= What you are asked to do =
Below are the records. Gather each line that holds "Portfolio".

Dataset rows about figures:
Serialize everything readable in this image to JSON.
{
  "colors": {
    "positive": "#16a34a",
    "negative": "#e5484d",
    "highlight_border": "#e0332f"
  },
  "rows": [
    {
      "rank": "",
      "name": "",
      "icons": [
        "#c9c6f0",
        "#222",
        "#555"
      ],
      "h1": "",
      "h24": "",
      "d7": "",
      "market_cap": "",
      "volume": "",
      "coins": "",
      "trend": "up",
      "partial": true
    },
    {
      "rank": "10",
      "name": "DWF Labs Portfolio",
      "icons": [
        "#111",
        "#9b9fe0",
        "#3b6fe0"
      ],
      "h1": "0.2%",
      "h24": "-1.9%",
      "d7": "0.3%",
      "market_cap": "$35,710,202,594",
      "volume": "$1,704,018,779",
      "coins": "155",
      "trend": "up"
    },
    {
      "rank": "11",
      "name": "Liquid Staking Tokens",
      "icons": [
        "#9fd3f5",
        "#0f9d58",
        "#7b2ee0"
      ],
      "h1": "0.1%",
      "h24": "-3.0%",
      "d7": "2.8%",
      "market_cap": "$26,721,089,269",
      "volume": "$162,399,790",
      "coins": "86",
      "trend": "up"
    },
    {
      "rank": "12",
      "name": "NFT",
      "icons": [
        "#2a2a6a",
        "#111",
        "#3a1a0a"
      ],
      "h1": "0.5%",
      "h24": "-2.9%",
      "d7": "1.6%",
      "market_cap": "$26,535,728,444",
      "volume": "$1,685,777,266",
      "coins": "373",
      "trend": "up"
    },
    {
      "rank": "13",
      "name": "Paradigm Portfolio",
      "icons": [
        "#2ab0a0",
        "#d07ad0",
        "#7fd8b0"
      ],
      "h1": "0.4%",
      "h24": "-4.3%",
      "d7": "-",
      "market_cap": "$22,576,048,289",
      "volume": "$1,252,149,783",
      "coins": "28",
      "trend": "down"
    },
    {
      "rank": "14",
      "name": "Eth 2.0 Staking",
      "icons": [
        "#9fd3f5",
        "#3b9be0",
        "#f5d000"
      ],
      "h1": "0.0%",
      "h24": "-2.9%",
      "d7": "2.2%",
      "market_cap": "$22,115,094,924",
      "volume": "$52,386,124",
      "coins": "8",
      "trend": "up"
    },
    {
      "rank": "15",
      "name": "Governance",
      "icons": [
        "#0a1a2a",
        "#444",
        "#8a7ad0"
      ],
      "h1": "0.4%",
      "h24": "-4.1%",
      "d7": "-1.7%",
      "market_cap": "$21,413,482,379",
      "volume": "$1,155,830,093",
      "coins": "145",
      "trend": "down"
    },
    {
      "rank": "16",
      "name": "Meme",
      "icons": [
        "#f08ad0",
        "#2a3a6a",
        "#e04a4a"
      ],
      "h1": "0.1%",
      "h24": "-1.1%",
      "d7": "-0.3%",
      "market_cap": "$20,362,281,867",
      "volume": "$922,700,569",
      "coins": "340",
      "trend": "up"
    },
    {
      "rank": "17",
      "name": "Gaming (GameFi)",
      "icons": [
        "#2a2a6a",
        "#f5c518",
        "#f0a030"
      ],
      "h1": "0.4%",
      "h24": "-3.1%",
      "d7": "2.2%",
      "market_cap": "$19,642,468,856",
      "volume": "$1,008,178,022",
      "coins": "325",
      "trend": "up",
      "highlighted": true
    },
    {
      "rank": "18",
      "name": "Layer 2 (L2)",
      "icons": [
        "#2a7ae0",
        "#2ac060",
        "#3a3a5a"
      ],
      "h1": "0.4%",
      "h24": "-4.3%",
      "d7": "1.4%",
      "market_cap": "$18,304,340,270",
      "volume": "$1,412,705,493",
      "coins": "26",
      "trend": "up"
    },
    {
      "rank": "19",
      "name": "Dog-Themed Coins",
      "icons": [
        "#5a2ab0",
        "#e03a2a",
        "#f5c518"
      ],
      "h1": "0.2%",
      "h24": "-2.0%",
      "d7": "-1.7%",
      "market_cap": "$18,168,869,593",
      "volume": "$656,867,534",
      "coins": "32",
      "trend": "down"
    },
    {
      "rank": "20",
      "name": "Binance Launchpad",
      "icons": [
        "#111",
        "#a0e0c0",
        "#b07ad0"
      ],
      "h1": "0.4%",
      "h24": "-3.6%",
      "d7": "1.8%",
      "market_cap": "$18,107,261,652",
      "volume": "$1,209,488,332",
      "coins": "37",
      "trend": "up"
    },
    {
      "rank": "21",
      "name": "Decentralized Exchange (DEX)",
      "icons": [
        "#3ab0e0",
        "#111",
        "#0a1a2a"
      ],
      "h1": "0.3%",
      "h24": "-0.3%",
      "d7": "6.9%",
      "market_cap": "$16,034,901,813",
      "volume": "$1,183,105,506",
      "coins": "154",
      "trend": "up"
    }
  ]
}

= Solution to the exercise =
      "name": "DWF Labs Portfolio",
      "name": "Paradigm Portfolio",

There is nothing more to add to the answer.